***** DATA ENTRIES
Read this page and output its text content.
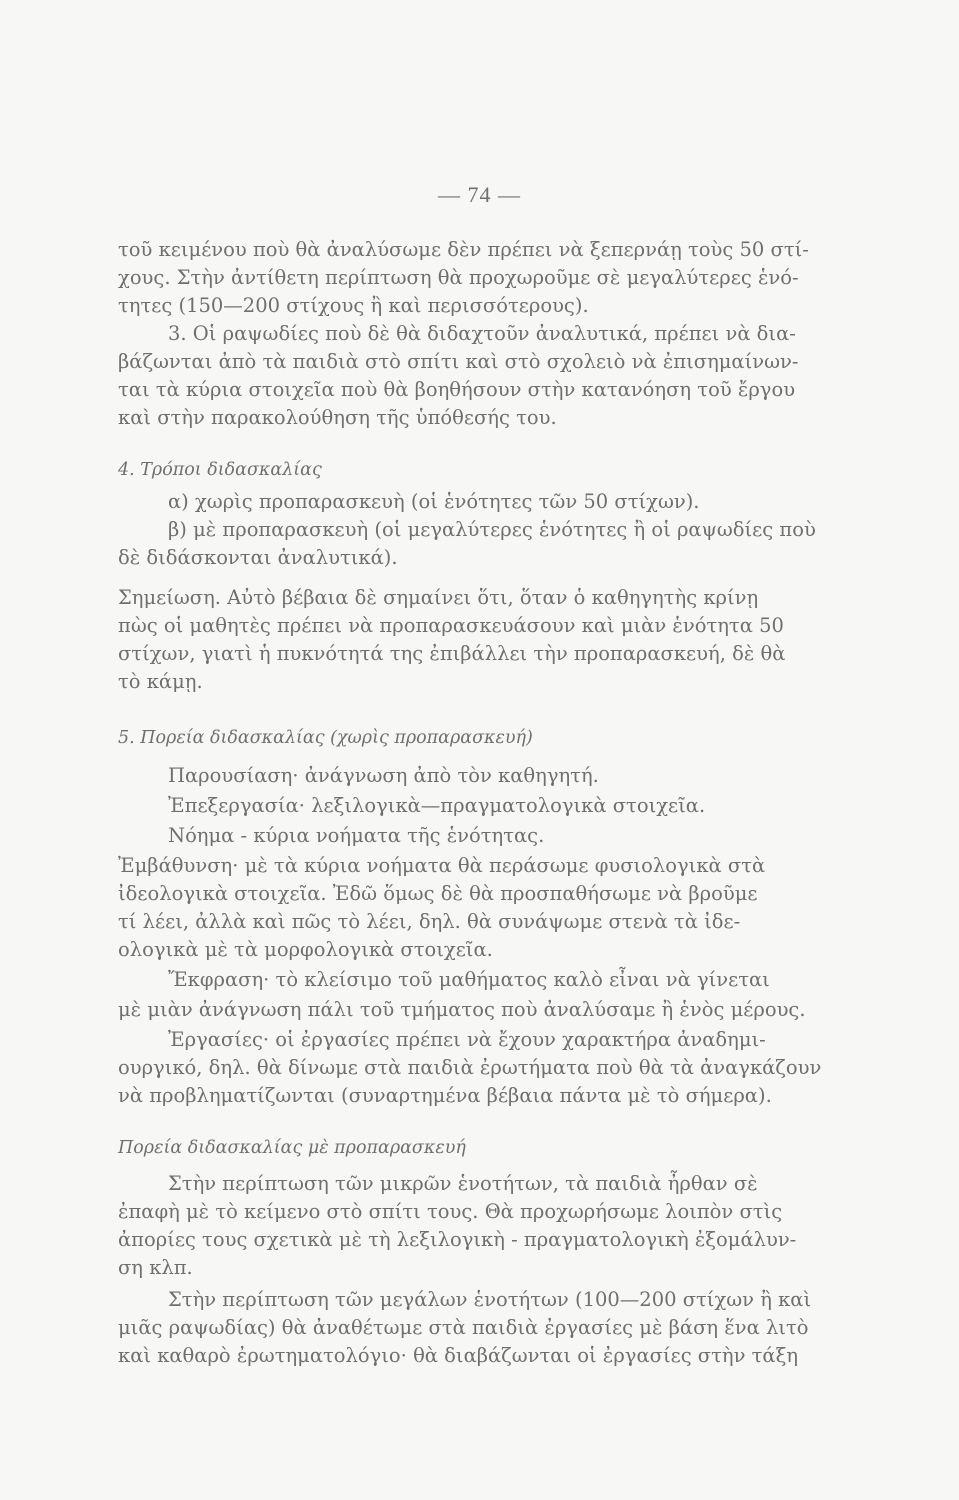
— 74 —
τοῦ κειμένου ποὺ θὰ ἀναλύσωμε δὲν πρέπει νὰ ξεπερνάῃ τοὺς 50 στί-
χους. Στὴν ἀντίθετη περίπτωση θὰ προχωροῦμε σὲ μεγαλύτερες ἑνό-
τητες (150—200 στίχους ἢ καὶ περισσότερους).
3. Οἱ ραψωδίες ποὺ δὲ θὰ διδαχτοῦν ἀναλυτικά, πρέπει νὰ δια-
βάζωνται ἀπὸ τὰ παιδιὰ στὸ σπίτι καὶ στὸ σχολειὸ νὰ ἐπισημαίνων-
ται τὰ κύρια στοιχεῖα ποὺ θὰ βοηθήσουν στὴν κατανόηση τοῦ ἔργου
καὶ στὴν παρακολούθηση τῆς ὑπόθεσής του.
4. Τρόποι διδασκαλίας
α) χωρὶς προπαρασκευὴ (οἱ ἑνότητες τῶν 50 στίχων).
β) μὲ προπαρασκευὴ (οἱ μεγαλύτερες ἑνότητες ἢ οἱ ραψωδίες ποὺ
δὲ διδάσκονται ἀναλυτικά).
Σημείωση. Αὐτὸ βέβαια δὲ σημαίνει ὅτι, ὅταν ὁ καθηγητὴς κρίνῃ
πὼς οἱ μαθητὲς πρέπει νὰ προπαρασκευάσουν καὶ μιὰν ἑνότητα 50
στίχων, γιατὶ ἡ πυκνότητά της ἐπιβάλλει τὴν προπαρασκευή, δὲ θὰ
τὸ κάμῃ.
5. Πορεία διδασκαλίας (χωρὶς προπαρασκευή)
Παρουσίαση· ἀνάγνωση ἀπὸ τὸν καθηγητή.
Ἐπεξεργασία· λεξιλογικὰ—πραγματολογικὰ στοιχεῖα.
Νόημα - κύρια νοήματα τῆς ἑνότητας.
Ἐμβάθυνση· μὲ τὰ κύρια νοήματα θὰ περάσωμε φυσιολογικὰ στὰ
ἰδεολογικὰ στοιχεῖα. Ἐδῶ ὅμως δὲ θὰ προσπαθήσωμε νὰ βροῦμε
τί λέει, ἀλλὰ καὶ πῶς τὸ λέει, δηλ. θὰ συνάψωμε στενὰ τὰ ἰδε-
ολογικὰ μὲ τὰ μορφολογικὰ στοιχεῖα.
Ἔκφραση· τὸ κλείσιμο τοῦ μαθήματος καλὸ εἶναι νὰ γίνεται
μὲ μιὰν ἀνάγνωση πάλι τοῦ τμήματος ποὺ ἀναλύσαμε ἢ ἑνὸς μέρους.
Ἐργασίες· οἱ ἐργασίες πρέπει νὰ ἔχουν χαρακτήρα ἀναδημι-
ουργικό, δηλ. θὰ δίνωμε στὰ παιδιὰ ἐρωτήματα ποὺ θὰ τὰ ἀναγκάζουν
νὰ προβληματίζωνται (συναρτημένα βέβαια πάντα μὲ τὸ σήμερα).
Πορεία διδασκαλίας μὲ προπαρασκευή
Στὴν περίπτωση τῶν μικρῶν ἑνοτήτων, τὰ παιδιὰ ἦρθαν σὲ
ἐπαφὴ μὲ τὸ κείμενο στὸ σπίτι τους. Θὰ προχωρήσωμε λοιπὸν στὶς
ἀπορίες τους σχετικὰ μὲ τὴ λεξιλογικὴ - πραγματολογικὴ ἐξομάλυν-
ση κλπ.
Στὴν περίπτωση τῶν μεγάλων ἑνοτήτων (100—200 στίχων ἢ καὶ
μιᾶς ραψωδίας) θὰ ἀναθέτωμε στὰ παιδιὰ ἐργασίες μὲ βάση ἕνα λιτὸ
καὶ καθαρὸ ἐρωτηματολόγιο· θὰ διαβάζωνται οἱ ἐργασίες στὴν τάξη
**********
[WHAT IS BEING ASKED] The word "ἑνότητες" may occur in lines of the records. Report how many such lines there are, giving only the number.

[WRITTEN ANSWER] 2